▶ _Aim of the task_:
Output the entries word for word. Omit images.

▶ _Listing_:
------
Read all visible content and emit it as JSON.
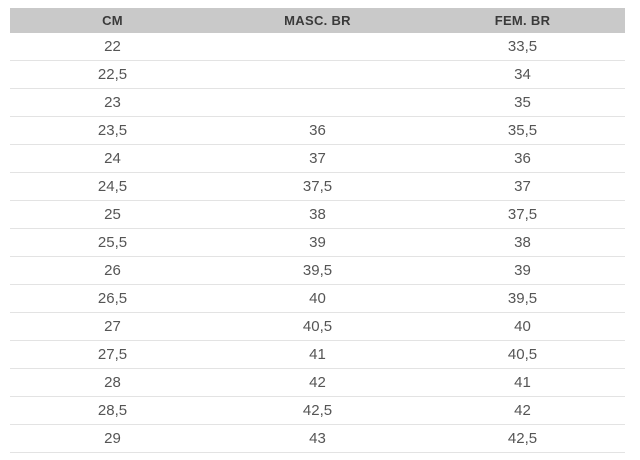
{
  "chart_data": {
    "type": "table",
    "columns": [
      "CM",
      "MASC. BR",
      "FEM. BR"
    ],
    "rows": [
      [
        "22",
        "",
        "33,5"
      ],
      [
        "22,5",
        "",
        "34"
      ],
      [
        "23",
        "",
        "35"
      ],
      [
        "23,5",
        "36",
        "35,5"
      ],
      [
        "24",
        "37",
        "36"
      ],
      [
        "24,5",
        "37,5",
        "37"
      ],
      [
        "25",
        "38",
        "37,5"
      ],
      [
        "25,5",
        "39",
        "38"
      ],
      [
        "26",
        "39,5",
        "39"
      ],
      [
        "26,5",
        "40",
        "39,5"
      ],
      [
        "27",
        "40,5",
        "40"
      ],
      [
        "27,5",
        "41",
        "40,5"
      ],
      [
        "28",
        "42",
        "41"
      ],
      [
        "28,5",
        "42,5",
        "42"
      ],
      [
        "29",
        "43",
        "42,5"
      ]
    ],
    "colors": {
      "header_bg": "#c9c9c9",
      "header_text": "#3a3a3a",
      "body_text": "#555555",
      "row_border": "#e3e3e3",
      "background": "#ffffff"
    }
  }
}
------
▶ _Correct result_:
Read all visible content and emit it as JSON.
{
  "chart_data": {
    "type": "table",
    "columns": [
      "CM",
      "MASC. BR",
      "FEM. BR"
    ],
    "rows": [
      [
        "22",
        "",
        "33,5"
      ],
      [
        "22,5",
        "",
        "34"
      ],
      [
        "23",
        "",
        "35"
      ],
      [
        "23,5",
        "36",
        "35,5"
      ],
      [
        "24",
        "37",
        "36"
      ],
      [
        "24,5",
        "37,5",
        "37"
      ],
      [
        "25",
        "38",
        "37,5"
      ],
      [
        "25,5",
        "39",
        "38"
      ],
      [
        "26",
        "39,5",
        "39"
      ],
      [
        "26,5",
        "40",
        "39,5"
      ],
      [
        "27",
        "40,5",
        "40"
      ],
      [
        "27,5",
        "41",
        "40,5"
      ],
      [
        "28",
        "42",
        "41"
      ],
      [
        "28,5",
        "42,5",
        "42"
      ],
      [
        "29",
        "43",
        "42,5"
      ]
    ],
    "colors": {
      "header_bg": "#c9c9c9",
      "header_text": "#3a3a3a",
      "body_text": "#555555",
      "row_border": "#e3e3e3",
      "background": "#ffffff"
    }
  }
}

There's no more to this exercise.